======== Texto para leer ========

Este Búho está convencido que lo mejor para sanar heridas es viajar y escribir. Y si ambas coinciden, pues mucho mejor. Me lo recomendó mi viejito una tarde de verano, después de verme abatido por el término de una larga relación. Fue una relación larga, con altibajos, con recuerdos hermosos, pero también tristes.

“Un viaje puede liberarte, quitarte ese peso que te agobia. Un viaje, hijo, cura las heridas del alma y del corazón”. No sé si fueron sus palabras o si mi instinto de zafar de aquella tortura emocional pesó más. Cogí mi mochila, las pocas monedas que tenía y enrumbé en bus por primera vez hacia la ciudad de Cusco.

Viajar en bus desde Lima es una prueba de resistencia física que solo aguantan los más recios. Sus 22 horas de trayecto podrían desanimar a cualquiera, pero bien vale la pena atravesar la cordillera con sus hermosos paisajes, como cuadros de pintura, salpicados por llamas, alpacas y vizcachas, y casitas de adobe solitarias cada cierta cantidad de kilómetros. El cielo va cambiando de color mientras el bus, zigzagueante, sube. Un cielo celeste intenso con sus nubes como copos de algodón. Una separación también puede significar un viaje agotador, de desgaste físico, mental y espiritual. El duelo supone una travesía hacia un destino incierto, en el que llegar a tierra firme puede parecer lejano e imposible. Uno se siente como un bote en un mar bravo. Está la vacilación de soltar el timón y naufragar. Lo hermoso, si se le puede llamar así, está en sobrevivir a ello.

======== Datos sin procesar ========

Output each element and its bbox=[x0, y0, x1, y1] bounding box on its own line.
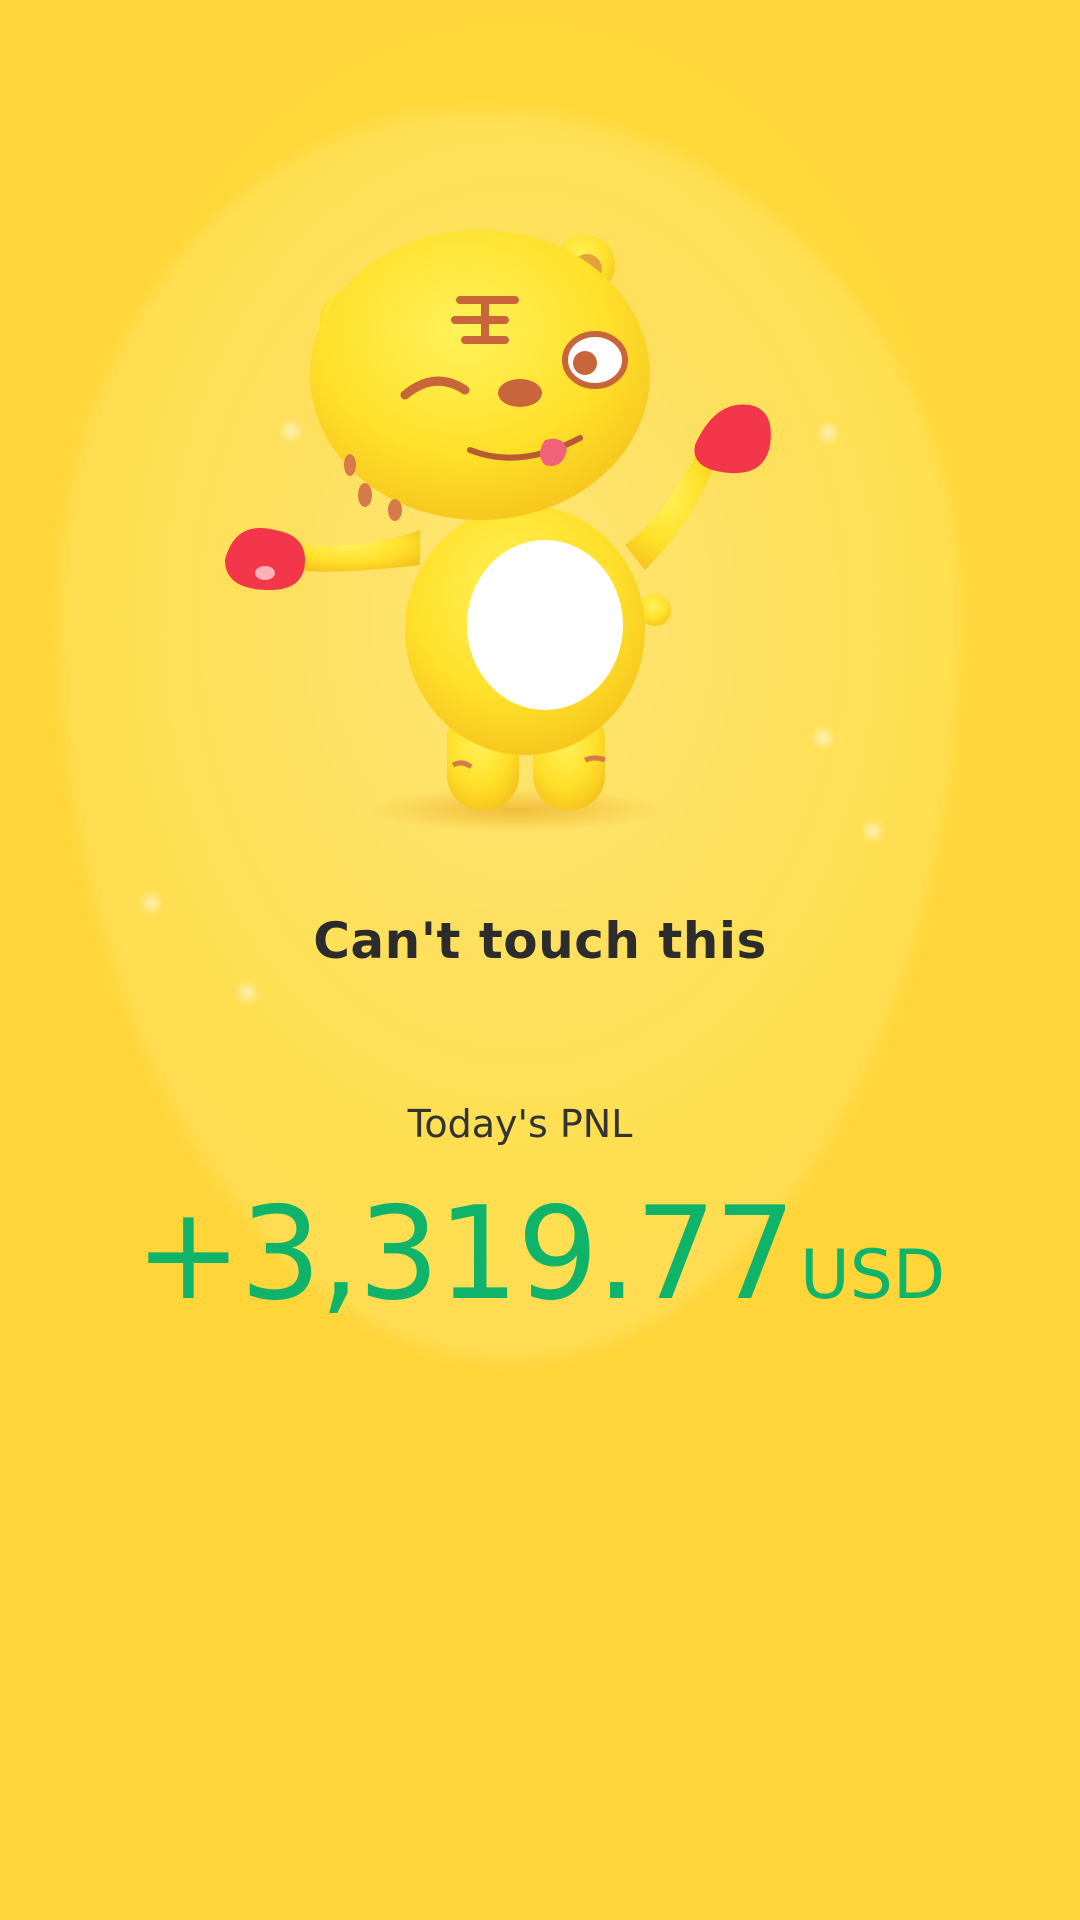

========

Tarea 1 ->
Responde según el texto sobre el viaje a Cusco:
(a) ¿Quién recomendó viajar y escribir para sanar heridas?
(b) ¿Hacia qué ciudad se viajó en bus por primera vez?
(c) ¿Cuántas horas dura el trayecto en bus desde Lima?
Tarea 2 ->
Transcribe sin cambios el fragmento del texto sobre el viaje a Cusco que arranca en las palabras "Este Búho está" y termina después de "pero también tristes.".
Tarea 3 ->
Prolonga el texto sobre el viaje a Cusco a partir de su última oración.

Respuesta 1 ->
(a) El "viejito" de quien narra.
(b) Cusco.
(c) 22 horas.

Respuesta 2 ->
Este Búho está convencido que lo mejor para sanar heridas es viajar y escribir. Y si ambas coinciden, pues mucho mejor. Me lo recomendó mi viejito una tarde de verano, después de verme abatido por el término de una larga relación. Fue una relación larga, con altibajos, con recuerdos hermosos, pero también tristes.

Respuesta 3 ->
El ingreso a Cusco por su vía terrestre es una fiesta. En cada parada niños y mujeres suben al bus ofreciendo sus mejores productos: queso con cancha, pan chapla, choclos tiernitos y chicharrones de alpaca.

La periferia cusqueña no es la misma de hace 15 años, evidentemente. Las invasiones han creado caos, desorden, informalidad, pero a medida que uno se va adentrando a su centro histórico, su misticismo se manifiesta en cada calle empedrada. Allí están la Plaza de Armas, el barrio de San Blas, el Qorikancha, su mercado de San Pedro.

Y fue en esas calles donde me perdí cada día con sus noches, bajo el sol sofocante del mediodía y el frío de sus tardes. “Deambulé por los callejones de la historia / entre centenares de transeúntes con chullos multicolores / o blancos sombreros en las mañanas radiantes, / me perdí en interminables noches imantadas, / en calles de pétreos adoquines, alrededor de la plaza”, dijo Marco Martos en su poema ‘Cusco, primera vez’.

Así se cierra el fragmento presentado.